#### INFORMATION SHOWN ####

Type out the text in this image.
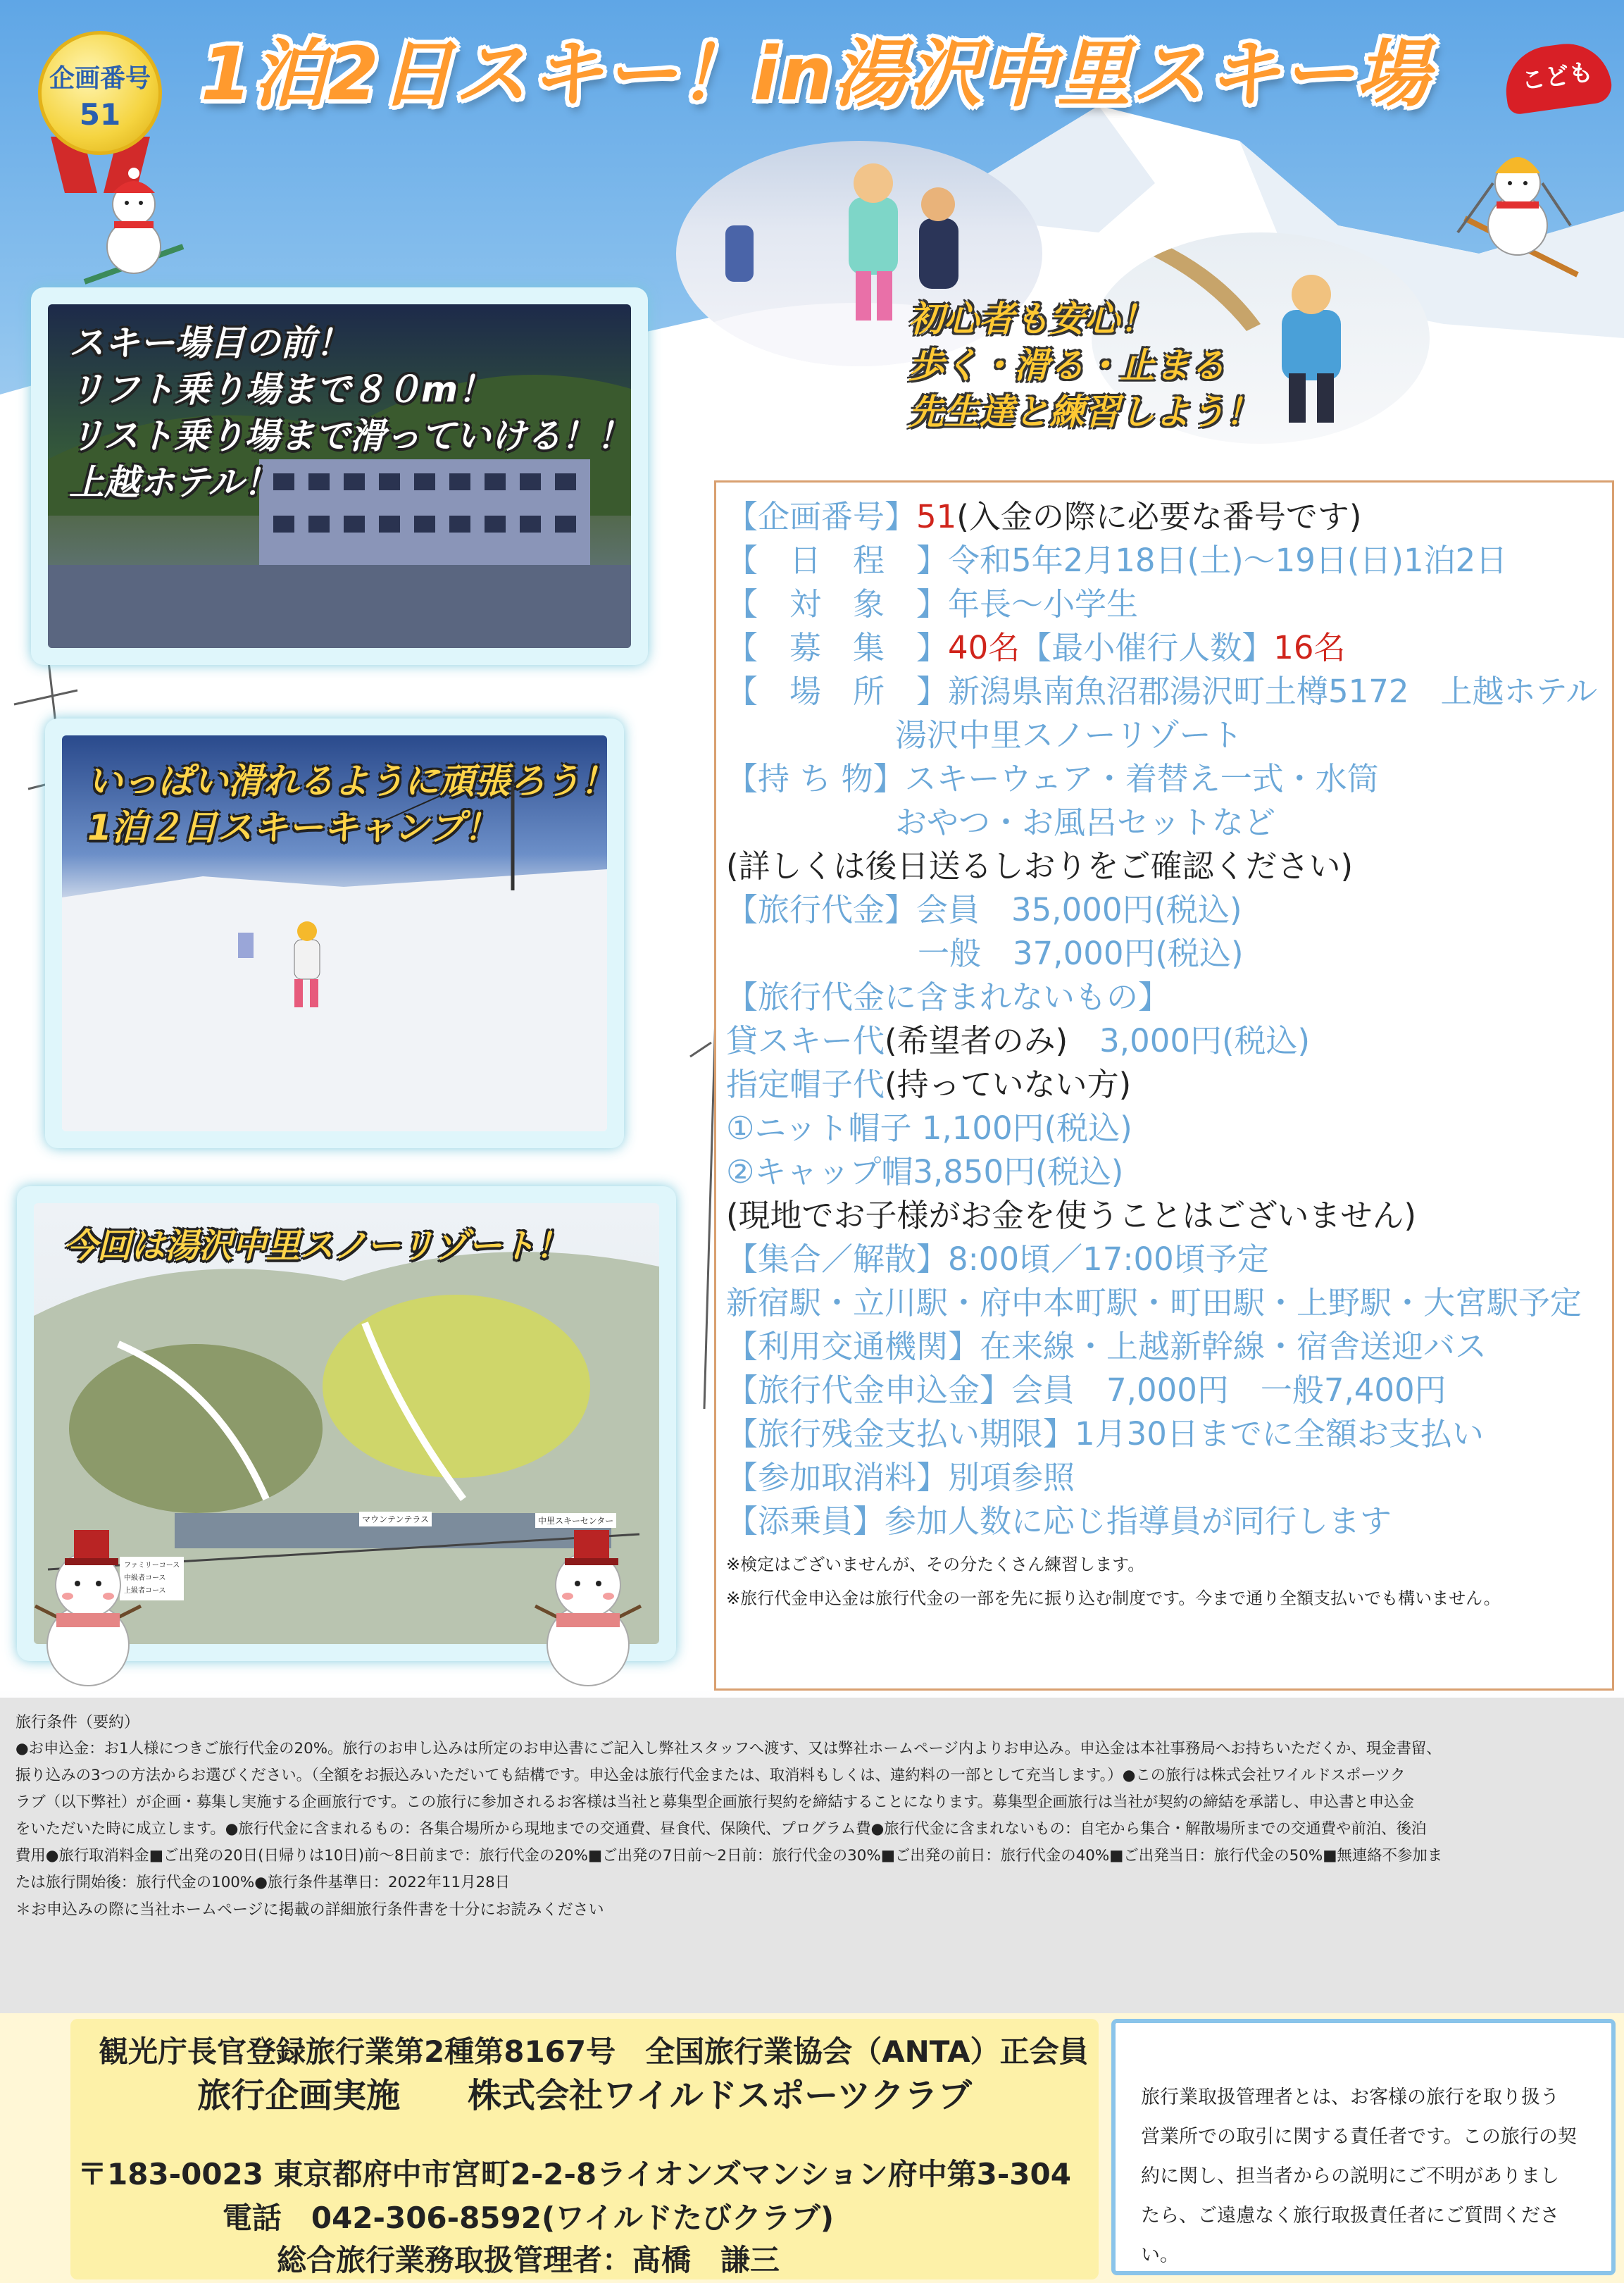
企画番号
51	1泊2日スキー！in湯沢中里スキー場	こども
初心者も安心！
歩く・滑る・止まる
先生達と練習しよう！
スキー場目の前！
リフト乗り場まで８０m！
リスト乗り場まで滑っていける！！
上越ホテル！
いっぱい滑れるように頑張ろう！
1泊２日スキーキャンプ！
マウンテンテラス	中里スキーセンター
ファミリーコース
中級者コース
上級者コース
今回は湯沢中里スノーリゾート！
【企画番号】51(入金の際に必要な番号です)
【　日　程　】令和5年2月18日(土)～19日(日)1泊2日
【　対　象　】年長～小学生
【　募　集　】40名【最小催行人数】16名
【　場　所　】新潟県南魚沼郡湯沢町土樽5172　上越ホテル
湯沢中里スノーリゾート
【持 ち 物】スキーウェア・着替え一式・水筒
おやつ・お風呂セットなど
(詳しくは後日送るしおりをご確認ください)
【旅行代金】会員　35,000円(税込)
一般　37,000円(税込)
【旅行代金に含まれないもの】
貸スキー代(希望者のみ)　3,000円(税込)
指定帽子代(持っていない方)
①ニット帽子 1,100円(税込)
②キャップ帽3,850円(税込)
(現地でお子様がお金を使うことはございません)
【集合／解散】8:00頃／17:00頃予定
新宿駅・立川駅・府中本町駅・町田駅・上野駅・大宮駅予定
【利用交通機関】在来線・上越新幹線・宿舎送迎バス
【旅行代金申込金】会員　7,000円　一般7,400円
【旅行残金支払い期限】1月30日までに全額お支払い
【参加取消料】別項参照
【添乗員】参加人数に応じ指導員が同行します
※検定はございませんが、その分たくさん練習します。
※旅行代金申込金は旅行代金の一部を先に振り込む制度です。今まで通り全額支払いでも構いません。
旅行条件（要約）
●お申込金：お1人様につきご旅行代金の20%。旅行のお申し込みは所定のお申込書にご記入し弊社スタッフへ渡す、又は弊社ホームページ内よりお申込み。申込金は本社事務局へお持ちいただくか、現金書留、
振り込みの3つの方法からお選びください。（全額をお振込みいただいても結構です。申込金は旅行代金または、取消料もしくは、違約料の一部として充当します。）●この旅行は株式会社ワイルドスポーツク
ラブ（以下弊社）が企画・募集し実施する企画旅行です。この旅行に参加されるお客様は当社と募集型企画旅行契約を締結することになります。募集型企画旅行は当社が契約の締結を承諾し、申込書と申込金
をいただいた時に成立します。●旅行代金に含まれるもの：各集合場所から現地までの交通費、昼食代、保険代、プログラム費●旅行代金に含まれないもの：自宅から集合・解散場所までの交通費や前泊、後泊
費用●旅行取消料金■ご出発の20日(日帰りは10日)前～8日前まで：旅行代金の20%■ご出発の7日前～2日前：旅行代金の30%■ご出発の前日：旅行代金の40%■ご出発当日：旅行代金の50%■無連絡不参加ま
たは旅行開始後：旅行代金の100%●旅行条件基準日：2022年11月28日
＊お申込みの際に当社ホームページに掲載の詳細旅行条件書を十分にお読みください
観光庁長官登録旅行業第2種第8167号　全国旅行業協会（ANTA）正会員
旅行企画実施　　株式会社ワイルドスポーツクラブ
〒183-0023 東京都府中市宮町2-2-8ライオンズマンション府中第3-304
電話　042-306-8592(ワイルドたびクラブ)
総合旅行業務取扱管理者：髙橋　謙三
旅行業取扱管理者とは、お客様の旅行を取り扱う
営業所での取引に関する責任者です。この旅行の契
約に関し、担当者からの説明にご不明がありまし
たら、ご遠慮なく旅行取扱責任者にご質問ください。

####
#### INFORMATION SHOWN ####

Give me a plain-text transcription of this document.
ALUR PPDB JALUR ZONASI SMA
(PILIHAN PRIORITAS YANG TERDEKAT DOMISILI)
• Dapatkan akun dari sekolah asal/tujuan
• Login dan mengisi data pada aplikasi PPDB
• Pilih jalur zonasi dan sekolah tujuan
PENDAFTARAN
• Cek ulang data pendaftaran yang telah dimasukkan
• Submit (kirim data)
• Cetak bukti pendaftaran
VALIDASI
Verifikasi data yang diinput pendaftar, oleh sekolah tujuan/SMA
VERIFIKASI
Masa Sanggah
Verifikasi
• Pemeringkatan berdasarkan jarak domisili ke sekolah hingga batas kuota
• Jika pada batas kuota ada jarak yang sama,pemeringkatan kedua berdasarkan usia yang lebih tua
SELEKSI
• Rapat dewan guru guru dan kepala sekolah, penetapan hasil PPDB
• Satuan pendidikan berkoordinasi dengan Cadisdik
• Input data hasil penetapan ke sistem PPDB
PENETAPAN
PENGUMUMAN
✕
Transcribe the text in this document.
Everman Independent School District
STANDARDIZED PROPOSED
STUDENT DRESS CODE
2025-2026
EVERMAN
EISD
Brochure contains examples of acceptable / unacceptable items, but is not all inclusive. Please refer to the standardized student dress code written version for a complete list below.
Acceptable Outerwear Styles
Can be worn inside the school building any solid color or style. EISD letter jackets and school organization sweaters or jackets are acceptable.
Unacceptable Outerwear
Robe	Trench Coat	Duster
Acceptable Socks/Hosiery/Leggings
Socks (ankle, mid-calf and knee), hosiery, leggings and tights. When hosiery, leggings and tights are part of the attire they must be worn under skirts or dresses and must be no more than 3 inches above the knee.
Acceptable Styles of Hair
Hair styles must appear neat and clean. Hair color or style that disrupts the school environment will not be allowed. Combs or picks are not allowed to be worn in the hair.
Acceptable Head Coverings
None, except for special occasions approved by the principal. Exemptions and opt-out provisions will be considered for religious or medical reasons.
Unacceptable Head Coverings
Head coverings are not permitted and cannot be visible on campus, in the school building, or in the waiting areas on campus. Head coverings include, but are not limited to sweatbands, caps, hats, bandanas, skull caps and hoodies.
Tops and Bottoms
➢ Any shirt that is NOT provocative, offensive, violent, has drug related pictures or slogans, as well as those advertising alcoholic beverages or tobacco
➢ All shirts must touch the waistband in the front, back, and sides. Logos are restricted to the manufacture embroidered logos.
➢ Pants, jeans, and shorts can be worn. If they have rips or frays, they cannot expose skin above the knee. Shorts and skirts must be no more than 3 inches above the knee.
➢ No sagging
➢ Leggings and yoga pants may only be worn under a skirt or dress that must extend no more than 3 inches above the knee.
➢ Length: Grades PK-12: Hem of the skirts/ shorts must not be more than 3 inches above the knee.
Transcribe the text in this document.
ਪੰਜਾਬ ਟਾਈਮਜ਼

####
#### INFORMATION SHOWN ####

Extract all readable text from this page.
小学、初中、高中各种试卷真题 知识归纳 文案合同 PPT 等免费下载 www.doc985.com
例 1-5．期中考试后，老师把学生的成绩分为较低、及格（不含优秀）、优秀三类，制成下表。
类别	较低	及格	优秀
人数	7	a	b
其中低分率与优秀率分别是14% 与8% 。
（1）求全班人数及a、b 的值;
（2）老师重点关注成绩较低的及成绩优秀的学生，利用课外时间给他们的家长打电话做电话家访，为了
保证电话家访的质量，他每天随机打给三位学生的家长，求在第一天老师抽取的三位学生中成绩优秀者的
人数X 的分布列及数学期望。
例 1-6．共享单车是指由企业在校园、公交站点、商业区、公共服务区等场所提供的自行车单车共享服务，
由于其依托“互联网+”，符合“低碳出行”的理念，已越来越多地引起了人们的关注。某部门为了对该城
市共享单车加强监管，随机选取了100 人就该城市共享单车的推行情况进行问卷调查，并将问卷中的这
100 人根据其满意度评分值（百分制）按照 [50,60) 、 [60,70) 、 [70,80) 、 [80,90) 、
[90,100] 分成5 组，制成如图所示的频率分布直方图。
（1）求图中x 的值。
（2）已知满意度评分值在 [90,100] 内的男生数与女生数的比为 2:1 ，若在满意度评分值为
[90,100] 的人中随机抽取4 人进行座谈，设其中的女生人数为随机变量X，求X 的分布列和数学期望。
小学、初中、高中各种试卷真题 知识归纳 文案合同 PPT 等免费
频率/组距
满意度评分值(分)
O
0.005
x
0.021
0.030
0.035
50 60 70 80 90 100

####

## WHAT THE TASK ASKS
Look through the listing above. Pick out each line with "shorts" and copy it.

## ANSWER
➢ Pants, jeans, and shorts can be worn. If they have rips or frays, they cannot expose skin above the knee. Shorts and skirts must be no more than 3 inches above the knee.
➢ Length: Grades PK-12: Hem of the skirts/ shorts must not be more than 3 inches above the knee.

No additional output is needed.